Items from a dataset
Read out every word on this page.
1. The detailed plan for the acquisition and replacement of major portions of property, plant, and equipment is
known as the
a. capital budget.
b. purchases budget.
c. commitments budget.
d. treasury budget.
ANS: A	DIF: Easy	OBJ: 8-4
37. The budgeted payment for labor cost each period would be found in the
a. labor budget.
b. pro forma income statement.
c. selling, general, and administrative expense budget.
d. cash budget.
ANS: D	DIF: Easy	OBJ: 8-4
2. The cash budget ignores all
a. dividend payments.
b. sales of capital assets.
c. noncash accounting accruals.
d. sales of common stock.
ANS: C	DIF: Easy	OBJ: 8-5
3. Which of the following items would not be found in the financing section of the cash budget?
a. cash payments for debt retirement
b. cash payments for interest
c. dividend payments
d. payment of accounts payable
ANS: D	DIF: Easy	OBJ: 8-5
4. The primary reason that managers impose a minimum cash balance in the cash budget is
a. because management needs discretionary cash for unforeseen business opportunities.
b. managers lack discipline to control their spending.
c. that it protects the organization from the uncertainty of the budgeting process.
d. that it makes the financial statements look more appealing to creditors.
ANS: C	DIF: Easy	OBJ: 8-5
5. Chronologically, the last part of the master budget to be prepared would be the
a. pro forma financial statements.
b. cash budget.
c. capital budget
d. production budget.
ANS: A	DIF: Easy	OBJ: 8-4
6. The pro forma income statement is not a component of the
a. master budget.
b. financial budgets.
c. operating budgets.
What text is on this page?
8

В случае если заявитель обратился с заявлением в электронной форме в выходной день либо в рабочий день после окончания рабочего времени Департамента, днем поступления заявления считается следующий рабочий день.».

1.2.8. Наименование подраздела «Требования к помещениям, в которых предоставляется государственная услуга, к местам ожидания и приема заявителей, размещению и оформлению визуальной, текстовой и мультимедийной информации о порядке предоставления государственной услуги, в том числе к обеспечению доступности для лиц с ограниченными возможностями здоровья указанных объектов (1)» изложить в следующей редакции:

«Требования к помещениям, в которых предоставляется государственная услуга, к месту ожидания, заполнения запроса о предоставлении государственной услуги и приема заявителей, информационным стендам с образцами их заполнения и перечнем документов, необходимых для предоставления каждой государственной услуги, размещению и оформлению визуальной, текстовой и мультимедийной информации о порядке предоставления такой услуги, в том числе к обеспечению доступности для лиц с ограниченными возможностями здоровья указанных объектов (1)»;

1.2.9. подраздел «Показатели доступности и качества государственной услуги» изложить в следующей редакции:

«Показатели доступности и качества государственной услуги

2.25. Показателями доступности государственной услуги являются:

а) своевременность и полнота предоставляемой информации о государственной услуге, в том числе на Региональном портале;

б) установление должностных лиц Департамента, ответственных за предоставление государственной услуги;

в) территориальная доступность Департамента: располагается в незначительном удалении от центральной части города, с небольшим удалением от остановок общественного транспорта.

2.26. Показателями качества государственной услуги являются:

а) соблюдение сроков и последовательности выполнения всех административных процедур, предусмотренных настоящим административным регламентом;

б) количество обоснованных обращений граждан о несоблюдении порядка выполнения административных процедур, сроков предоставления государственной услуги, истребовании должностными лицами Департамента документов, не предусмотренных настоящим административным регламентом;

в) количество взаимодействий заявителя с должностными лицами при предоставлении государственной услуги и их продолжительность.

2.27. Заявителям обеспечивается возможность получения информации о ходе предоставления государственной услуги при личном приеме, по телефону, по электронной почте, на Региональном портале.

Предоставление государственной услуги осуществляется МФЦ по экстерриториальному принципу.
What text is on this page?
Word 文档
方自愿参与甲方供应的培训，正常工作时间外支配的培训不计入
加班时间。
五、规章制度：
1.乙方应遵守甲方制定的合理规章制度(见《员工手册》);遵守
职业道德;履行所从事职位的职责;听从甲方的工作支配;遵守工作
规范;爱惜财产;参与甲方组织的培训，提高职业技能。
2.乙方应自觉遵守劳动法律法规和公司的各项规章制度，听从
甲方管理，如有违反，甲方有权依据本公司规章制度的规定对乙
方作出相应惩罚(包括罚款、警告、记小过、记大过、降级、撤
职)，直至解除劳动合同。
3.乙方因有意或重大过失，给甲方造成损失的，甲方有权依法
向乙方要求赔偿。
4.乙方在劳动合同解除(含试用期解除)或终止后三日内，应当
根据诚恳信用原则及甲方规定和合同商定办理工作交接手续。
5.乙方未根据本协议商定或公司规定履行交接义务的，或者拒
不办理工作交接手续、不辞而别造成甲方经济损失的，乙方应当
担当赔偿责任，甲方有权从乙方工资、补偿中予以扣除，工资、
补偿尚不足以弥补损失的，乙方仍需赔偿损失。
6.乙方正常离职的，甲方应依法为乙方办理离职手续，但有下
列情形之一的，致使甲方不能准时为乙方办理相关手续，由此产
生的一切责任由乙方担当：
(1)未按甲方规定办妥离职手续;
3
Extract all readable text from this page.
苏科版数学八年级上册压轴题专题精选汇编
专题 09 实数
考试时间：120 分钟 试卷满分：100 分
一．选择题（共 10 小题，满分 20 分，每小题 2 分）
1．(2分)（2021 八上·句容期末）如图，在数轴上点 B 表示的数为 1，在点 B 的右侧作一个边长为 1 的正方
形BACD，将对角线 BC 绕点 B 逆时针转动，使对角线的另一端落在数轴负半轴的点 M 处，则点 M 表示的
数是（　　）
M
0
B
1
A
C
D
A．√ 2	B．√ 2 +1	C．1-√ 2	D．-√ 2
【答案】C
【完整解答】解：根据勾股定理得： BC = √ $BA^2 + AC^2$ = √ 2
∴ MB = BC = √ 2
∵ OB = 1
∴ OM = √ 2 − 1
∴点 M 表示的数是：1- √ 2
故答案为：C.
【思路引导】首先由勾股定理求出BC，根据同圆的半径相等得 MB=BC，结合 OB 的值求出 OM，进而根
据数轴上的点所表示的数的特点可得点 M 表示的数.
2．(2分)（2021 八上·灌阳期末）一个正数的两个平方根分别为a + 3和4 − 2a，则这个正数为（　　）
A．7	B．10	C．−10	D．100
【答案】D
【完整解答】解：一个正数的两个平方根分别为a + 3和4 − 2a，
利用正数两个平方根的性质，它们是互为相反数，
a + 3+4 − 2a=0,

_WHAT IS NEEDED:_ Collect, from the material above, every line containing the word "that".

_FULL OUTPUT:_
4. The primary reason that managers impose a minimum cash balance in the cash budget is
c. that it protects the organization from the uncertainty of the budgeting process.
d. that it makes the financial statements look more appealing to creditors.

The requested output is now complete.